Copy the row below word for word, but leave out the picture.

**RECORD EXTRACTS**
★ ★ ★ ★ ★ ★ ★
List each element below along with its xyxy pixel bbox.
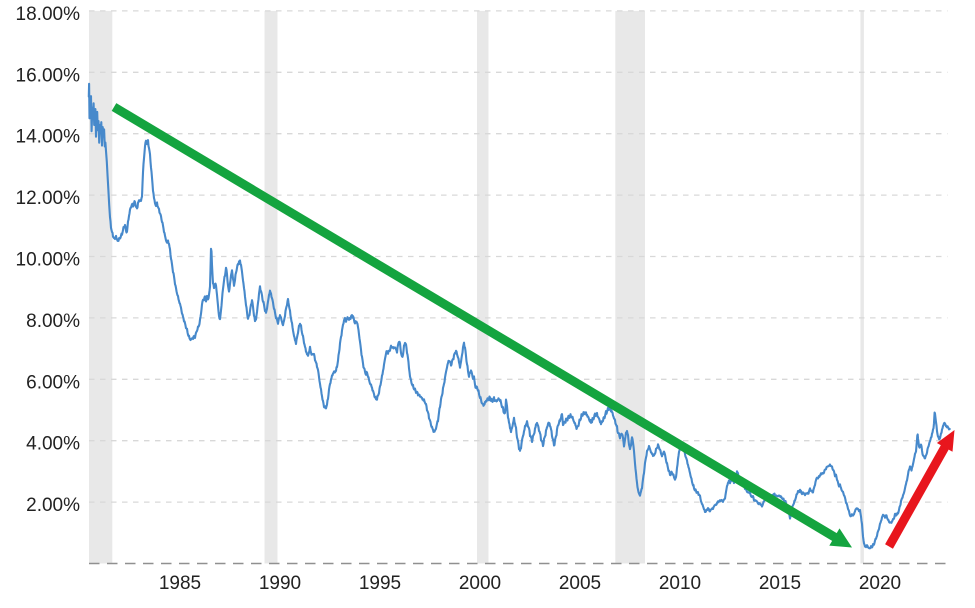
- svg-text:8.00%: 8.00%: [26, 311, 80, 332]
- svg-text:2010: 2010: [659, 573, 701, 594]
- svg-text:2005: 2005: [559, 573, 601, 594]
- svg-text:2.00%: 2.00%: [26, 495, 80, 516]
- svg-text:1995: 1995: [359, 573, 401, 594]
- svg-text:6.00%: 6.00%: [26, 372, 80, 393]
- svg-text:1990: 1990: [259, 573, 301, 594]
- svg-text:2015: 2015: [759, 573, 801, 594]
- svg-text:4.00%: 4.00%: [26, 434, 80, 455]
- svg-text:14.00%: 14.00%: [16, 127, 81, 148]
- svg-text:16.00%: 16.00%: [16, 65, 81, 86]
- svg-text:12.00%: 12.00%: [16, 188, 81, 209]
- svg-text:2000: 2000: [459, 573, 501, 594]
- svg-text:2020: 2020: [859, 573, 901, 594]
- svg-text:10.00%: 10.00%: [16, 250, 81, 271]
- svg-text:18.00%: 18.00%: [16, 4, 81, 25]
- svg-text:1985: 1985: [159, 573, 201, 594]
★ ★ ★ ★ ★ ★ ★
**THE OUTPUT**
List each element below along with its xyxy pixel bbox.
- svg-text:8.00%: 8.00%: [26, 311, 80, 332]
- svg-text:2010: 2010: [659, 573, 701, 594]
- svg-text:2005: 2005: [559, 573, 601, 594]
- svg-text:2.00%: 2.00%: [26, 495, 80, 516]
- svg-text:1995: 1995: [359, 573, 401, 594]
- svg-text:6.00%: 6.00%: [26, 372, 80, 393]
- svg-text:1990: 1990: [259, 573, 301, 594]
- svg-text:2015: 2015: [759, 573, 801, 594]
- svg-text:4.00%: 4.00%: [26, 434, 80, 455]
- svg-text:14.00%: 14.00%: [16, 127, 81, 148]
- svg-text:16.00%: 16.00%: [16, 65, 81, 86]
- svg-text:12.00%: 12.00%: [16, 188, 81, 209]
- svg-text:2000: 2000: [459, 573, 501, 594]
- svg-text:2020: 2020: [859, 573, 901, 594]
- svg-text:10.00%: 10.00%: [16, 250, 81, 271]
- svg-text:18.00%: 18.00%: [16, 4, 81, 25]
- svg-text:1985: 1985: [159, 573, 201, 594]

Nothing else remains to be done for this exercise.